**Exercise aim:** In the listing below, locate the lines that hold "name" and copy them.

**Given records:**
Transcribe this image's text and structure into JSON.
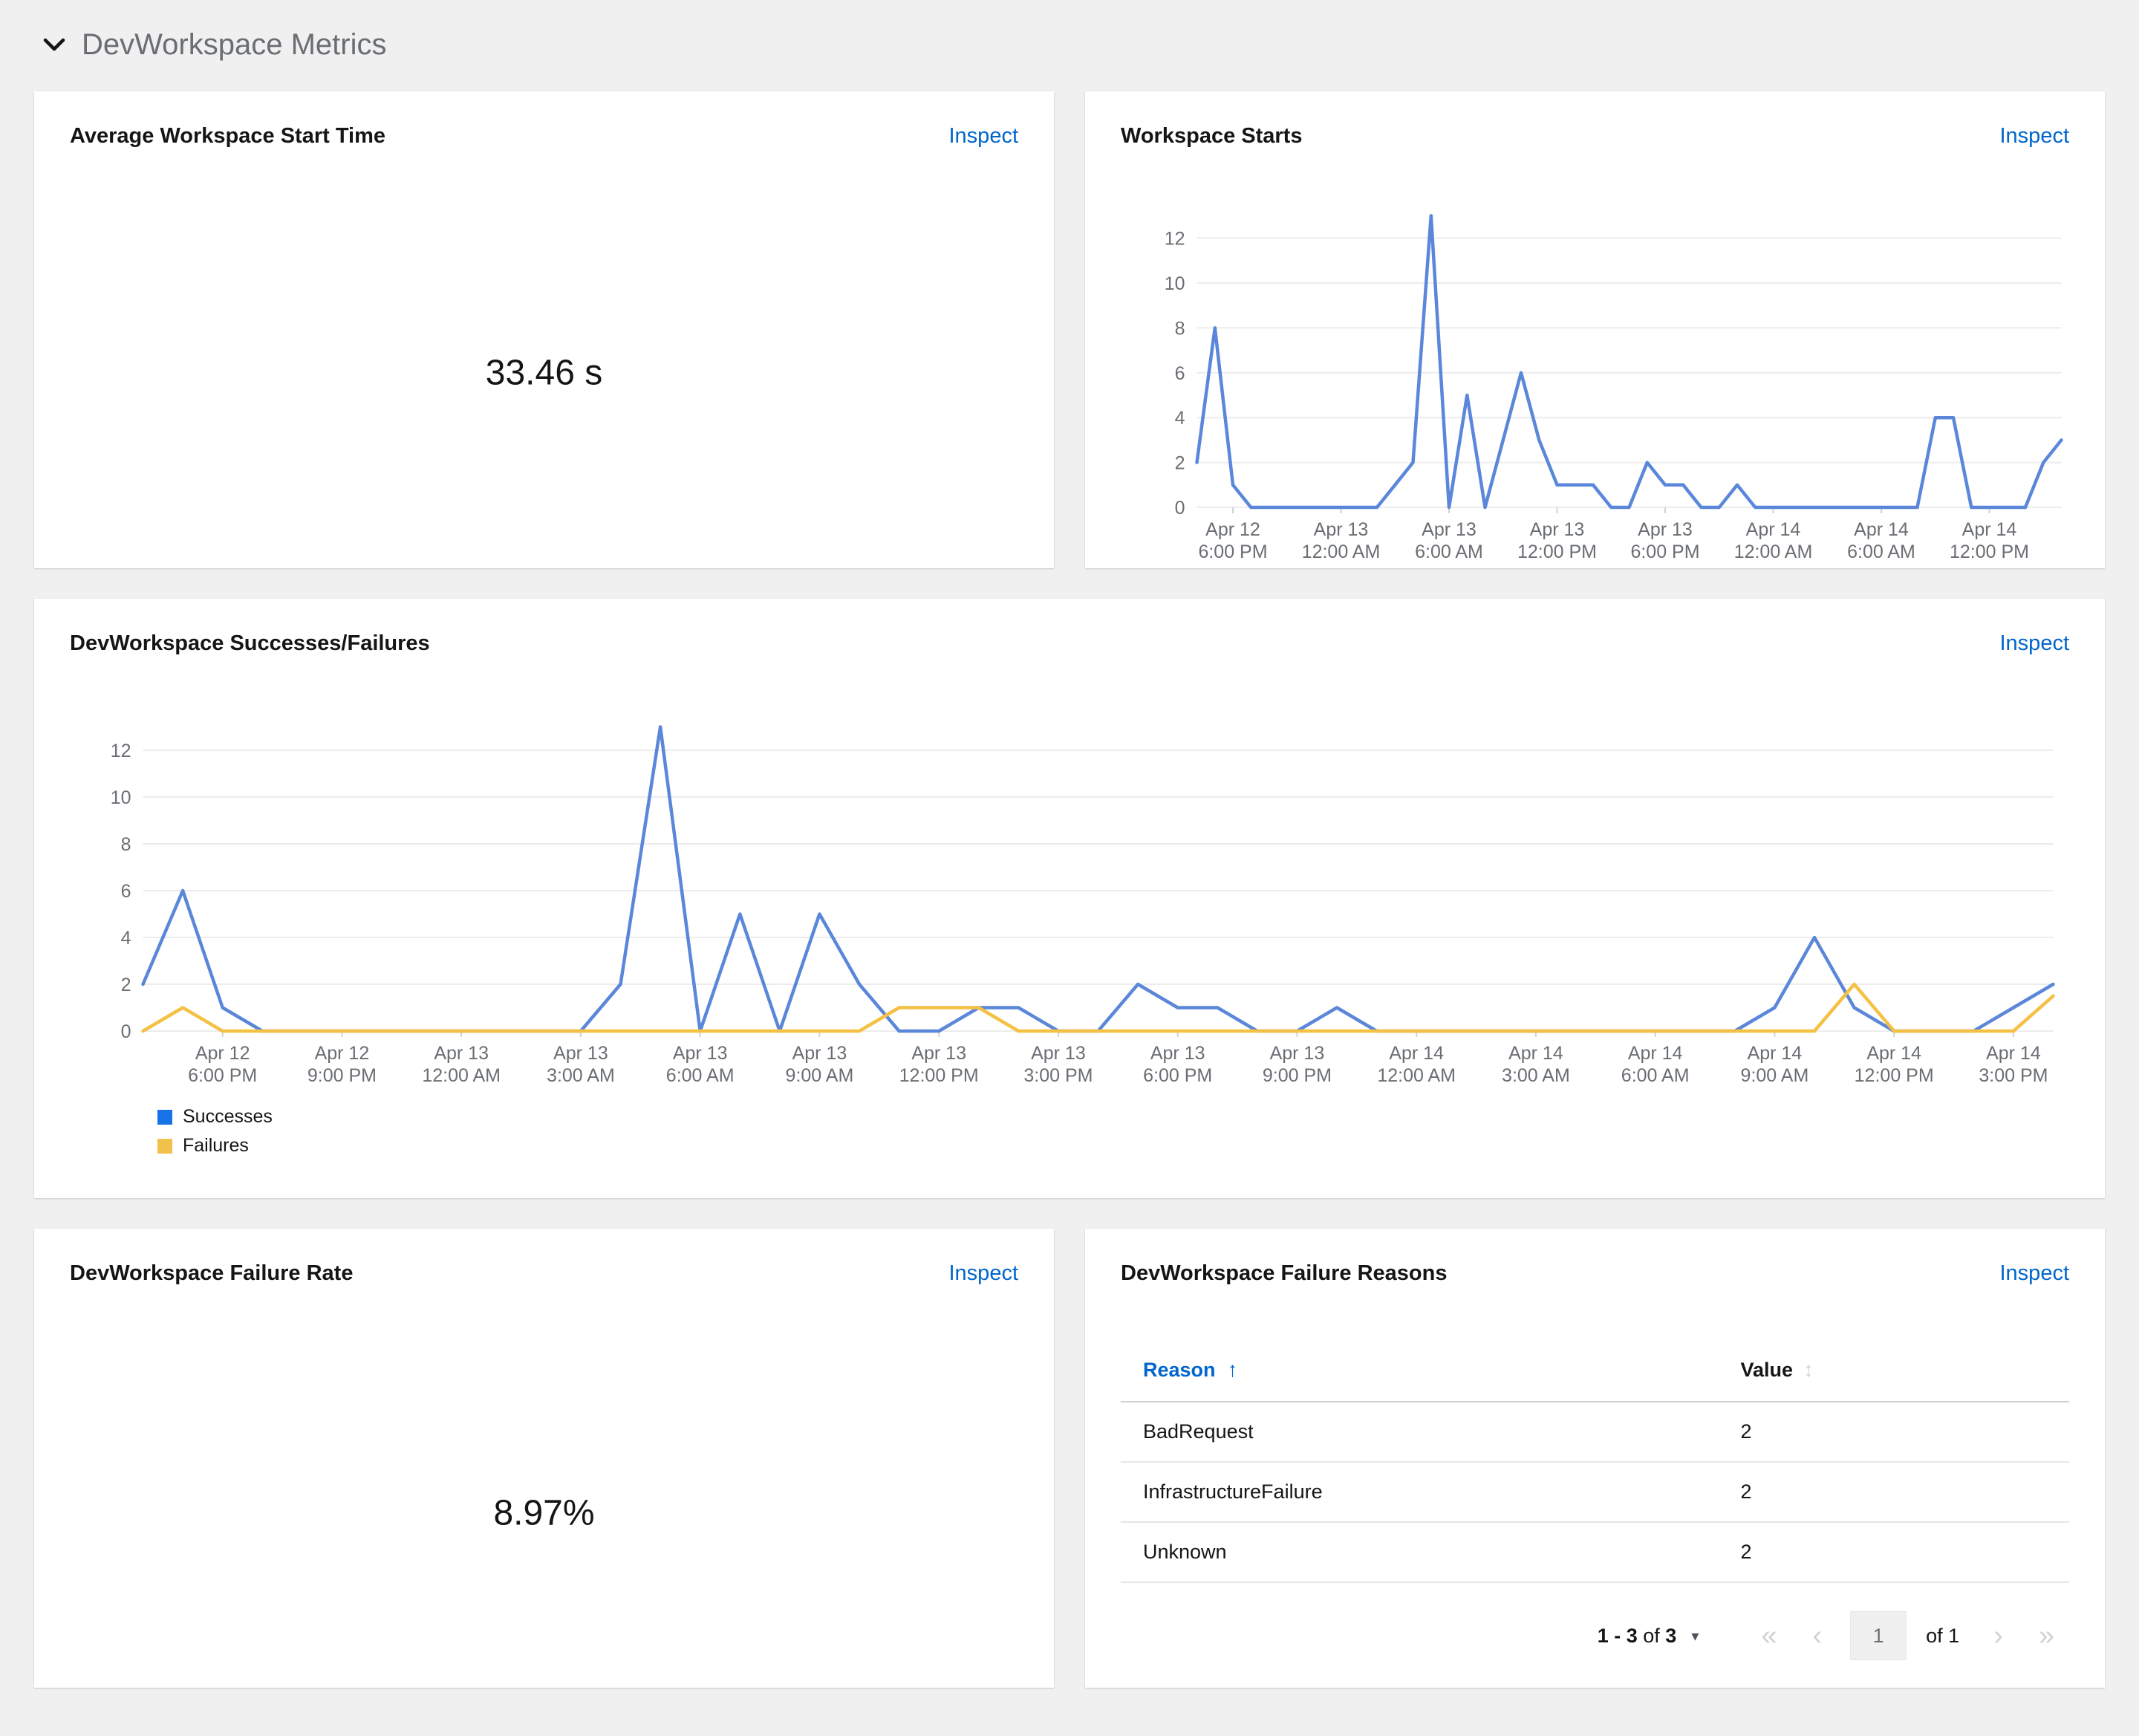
{
  "section": {
    "title": "DevWorkspace Metrics"
  },
  "cards": {
    "avg_start_time": {
      "title": "Average Workspace Start Time",
      "inspect_label": "Inspect",
      "value": "33.46 s"
    },
    "workspace_starts": {
      "title": "Workspace Starts",
      "inspect_label": "Inspect"
    },
    "successes_failures": {
      "title": "DevWorkspace Successes/Failures",
      "inspect_label": "Inspect"
    },
    "failure_rate": {
      "title": "DevWorkspace Failure Rate",
      "inspect_label": "Inspect",
      "value": "8.97%"
    },
    "failure_reasons": {
      "title": "DevWorkspace Failure Reasons",
      "inspect_label": "Inspect",
      "table": {
        "columns": [
          "Reason",
          "Value"
        ],
        "sorted_by": "Reason",
        "sort_direction": "ascending",
        "rows": [
          {
            "reason": "BadRequest",
            "value": "2"
          },
          {
            "reason": "InfrastructureFailure",
            "value": "2"
          },
          {
            "reason": "Unknown",
            "value": "2"
          }
        ]
      },
      "pagination": {
        "range_start": "1 - 3",
        "of_text": "of",
        "total": "3",
        "current_page": "1",
        "page_count_label": "of 1"
      }
    }
  },
  "chart_data": [
    {
      "type": "line",
      "title": "Workspace Starts",
      "xlabel": "",
      "ylabel": "",
      "ylim": [
        0,
        13.5
      ],
      "y_ticks": [
        0,
        2,
        4,
        6,
        8,
        10,
        12
      ],
      "grid": "horizontal",
      "legend_position": "none",
      "x_interval": "1 hour",
      "x_ticks": [
        [
          "Apr 12",
          "6:00 PM"
        ],
        [
          "Apr 13",
          "12:00 AM"
        ],
        [
          "Apr 13",
          "6:00 AM"
        ],
        [
          "Apr 13",
          "12:00 PM"
        ],
        [
          "Apr 13",
          "6:00 PM"
        ],
        [
          "Apr 14",
          "12:00 AM"
        ],
        [
          "Apr 14",
          "6:00 AM"
        ],
        [
          "Apr 14",
          "12:00 PM"
        ]
      ],
      "x_tick_indices": [
        2,
        8,
        14,
        20,
        26,
        32,
        38,
        44
      ],
      "series": [
        {
          "name": "Workspace Starts",
          "color": "#5b87da",
          "values": [
            2,
            8,
            1,
            0,
            0,
            0,
            0,
            0,
            0,
            0,
            0,
            1,
            2,
            13,
            0,
            5,
            0,
            3,
            6,
            3,
            1,
            1,
            1,
            0,
            0,
            2,
            1,
            1,
            0,
            0,
            1,
            0,
            0,
            0,
            0,
            0,
            0,
            0,
            0,
            0,
            0,
            4,
            4,
            0,
            0,
            0,
            0,
            2,
            3
          ]
        }
      ]
    },
    {
      "type": "line",
      "title": "DevWorkspace Successes/Failures",
      "xlabel": "",
      "ylabel": "",
      "ylim": [
        0,
        13.5
      ],
      "y_ticks": [
        0,
        2,
        4,
        6,
        8,
        10,
        12
      ],
      "grid": "horizontal",
      "legend_position": "bottom-left",
      "x_interval": "1 hour",
      "x_ticks": [
        [
          "Apr 12",
          "6:00 PM"
        ],
        [
          "Apr 12",
          "9:00 PM"
        ],
        [
          "Apr 13",
          "12:00 AM"
        ],
        [
          "Apr 13",
          "3:00 AM"
        ],
        [
          "Apr 13",
          "6:00 AM"
        ],
        [
          "Apr 13",
          "9:00 AM"
        ],
        [
          "Apr 13",
          "12:00 PM"
        ],
        [
          "Apr 13",
          "3:00 PM"
        ],
        [
          "Apr 13",
          "6:00 PM"
        ],
        [
          "Apr 13",
          "9:00 PM"
        ],
        [
          "Apr 14",
          "12:00 AM"
        ],
        [
          "Apr 14",
          "3:00 AM"
        ],
        [
          "Apr 14",
          "6:00 AM"
        ],
        [
          "Apr 14",
          "9:00 AM"
        ],
        [
          "Apr 14",
          "12:00 PM"
        ],
        [
          "Apr 14",
          "3:00 PM"
        ]
      ],
      "x_tick_indices": [
        2,
        5,
        8,
        11,
        14,
        17,
        20,
        23,
        26,
        29,
        32,
        35,
        38,
        41,
        44,
        47
      ],
      "series": [
        {
          "name": "Successes",
          "color": "#5b87da",
          "legend_color": "#1672e6",
          "values": [
            2,
            6,
            1,
            0,
            0,
            0,
            0,
            0,
            0,
            0,
            0,
            0,
            2,
            13,
            0,
            5,
            0,
            5,
            2,
            0,
            0,
            1,
            1,
            0,
            0,
            2,
            1,
            1,
            0,
            0,
            1,
            0,
            0,
            0,
            0,
            0,
            0,
            0,
            0,
            0,
            0,
            1,
            4,
            1,
            0,
            0,
            0,
            1,
            2
          ]
        },
        {
          "name": "Failures",
          "color": "#f4c145",
          "legend_color": "#f0c24b",
          "values": [
            0,
            1,
            0,
            0,
            0,
            0,
            0,
            0,
            0,
            0,
            0,
            0,
            0,
            0,
            0,
            0,
            0,
            0,
            0,
            1,
            1,
            1,
            0,
            0,
            0,
            0,
            0,
            0,
            0,
            0,
            0,
            0,
            0,
            0,
            0,
            0,
            0,
            0,
            0,
            0,
            0,
            0,
            0,
            2,
            0,
            0,
            0,
            0,
            1.5
          ]
        }
      ]
    }
  ],
  "colors": {
    "page_background": "#f0f0f0",
    "card_background": "#ffffff",
    "link": "#0066cc",
    "section_title": "#6a6e73",
    "axis_label": "#6a6e73",
    "gridline": "#ececec",
    "tick_mark": "#d2d2d2",
    "line_blue": "#5b87da",
    "line_gold": "#f4c145"
  },
  "icons": {
    "angle_double_left": "«",
    "angle_left": "‹",
    "angle_right": "›",
    "angle_double_right": "»",
    "caret_down": "▾",
    "sort_asc": "↑",
    "sort_both": "↕"
  }
}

**Task result:**
          "name": "Workspace Starts",
          "name": "Successes",
          "name": "Failures",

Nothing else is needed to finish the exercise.